- [Directions for this task]:
From the records below, pull each line that has "title".

- [Data listing]:
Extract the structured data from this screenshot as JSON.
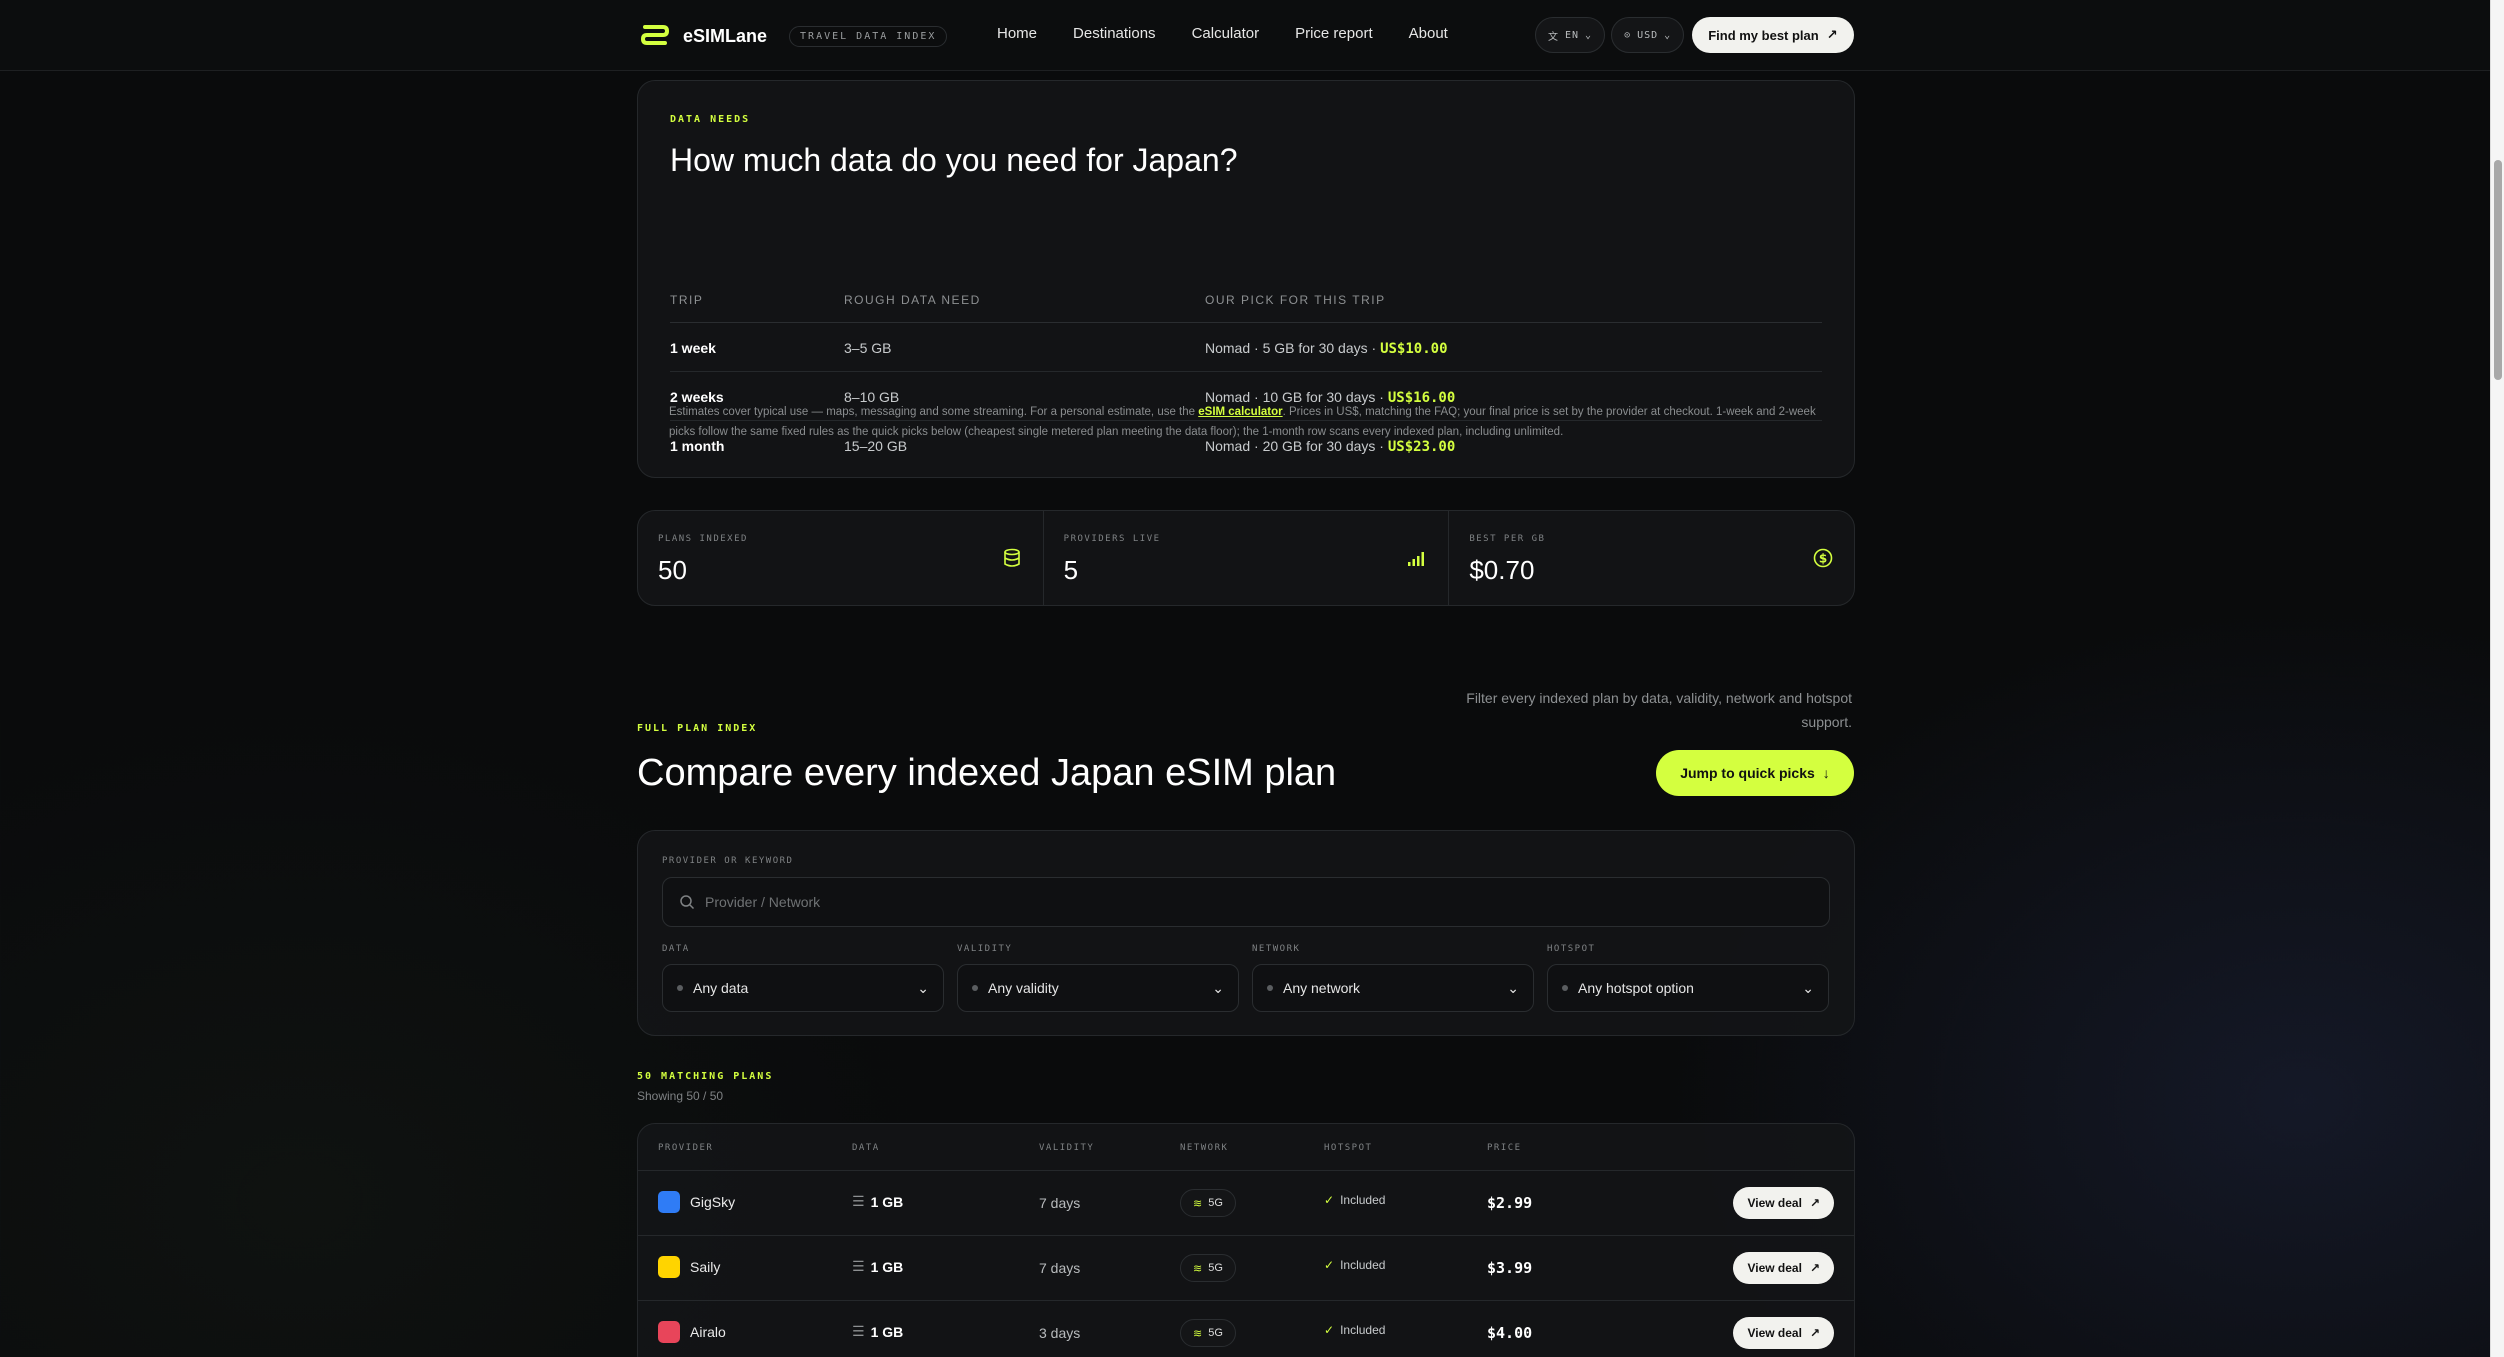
{
  "header": {
    "brand": "eSIMLane",
    "badge": "TRAVEL DATA INDEX",
    "nav": [
      "Home",
      "Destinations",
      "Calculator",
      "Price report",
      "About"
    ],
    "lang": "EN",
    "currency": "USD",
    "cta": "Find my best plan"
  },
  "needs": {
    "eyebrow": "DATA NEEDS",
    "title": "How much data do you need for Japan?",
    "columns": [
      "TRIP",
      "ROUGH DATA NEED",
      "OUR PICK FOR THIS TRIP"
    ],
    "rows": [
      {
        "trip": "1 week",
        "need": "3–5 GB",
        "pick": "Nomad · 5 GB for 30 days · ",
        "price": "US$10.00"
      },
      {
        "trip": "2 weeks",
        "need": "8–10 GB",
        "pick": "Nomad · 10 GB for 30 days · ",
        "price": "US$16.00"
      },
      {
        "trip": "1 month",
        "need": "15–20 GB",
        "pick": "Nomad · 20 GB for 30 days · ",
        "price": "US$23.00"
      }
    ],
    "note_pre": "Estimates cover typical use — maps, messaging and some streaming. For a personal estimate, use the ",
    "note_link": "eSIM calculator",
    "note_post": ". Prices in US$, matching the FAQ; your final price is set by the provider at checkout. 1-week and 2-week picks follow the same fixed rules as the quick picks below (cheapest single metered plan meeting the data floor); the 1-month row scans every indexed plan, including unlimited."
  },
  "stats": [
    {
      "label": "PLANS INDEXED",
      "value": "50",
      "icon": "database-icon"
    },
    {
      "label": "PROVIDERS LIVE",
      "value": "5",
      "icon": "signal-icon"
    },
    {
      "label": "BEST PER GB",
      "value": "$0.70",
      "icon": "dollar-icon"
    }
  ],
  "compare": {
    "eyebrow": "FULL PLAN INDEX",
    "title": "Compare every indexed Japan eSIM plan",
    "note": "Filter every indexed plan by data, validity, network and hotspot support.",
    "jump": "Jump to quick picks"
  },
  "filters": {
    "keyword_label": "PROVIDER OR KEYWORD",
    "keyword_placeholder": "Provider / Network",
    "data_label": "DATA",
    "data_value": "Any data",
    "validity_label": "VALIDITY",
    "validity_value": "Any validity",
    "network_label": "NETWORK",
    "network_value": "Any network",
    "hotspot_label": "HOTSPOT",
    "hotspot_value": "Any hotspot option"
  },
  "results": {
    "eyebrow": "50 MATCHING PLANS",
    "showing": "Showing 50 / 50",
    "columns": [
      "PROVIDER",
      "DATA",
      "VALIDITY",
      "NETWORK",
      "HOTSPOT",
      "PRICE"
    ],
    "rows": [
      {
        "provider": "GigSky",
        "data": "1 GB",
        "validity": "7 days",
        "network": "5G",
        "hotspot": "Included",
        "price": "$2.99",
        "cta": "View deal",
        "logo_color": "#2f7cf6"
      },
      {
        "provider": "Saily",
        "data": "1 GB",
        "validity": "7 days",
        "network": "5G",
        "hotspot": "Included",
        "price": "$3.99",
        "cta": "View deal",
        "logo_color": "#ffd400"
      },
      {
        "provider": "Airalo",
        "data": "1 GB",
        "validity": "3 days",
        "network": "5G",
        "hotspot": "Included",
        "price": "$4.00",
        "cta": "View deal",
        "logo_color": "#e8455a"
      }
    ]
  },
  "colors": {
    "accent": "#d4ff3f",
    "background": "#0a0b0c"
  }
}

- [Result below]:
    "title": "How much data do you need for Japan?",
    "title": "Compare every indexed Japan eSIM plan",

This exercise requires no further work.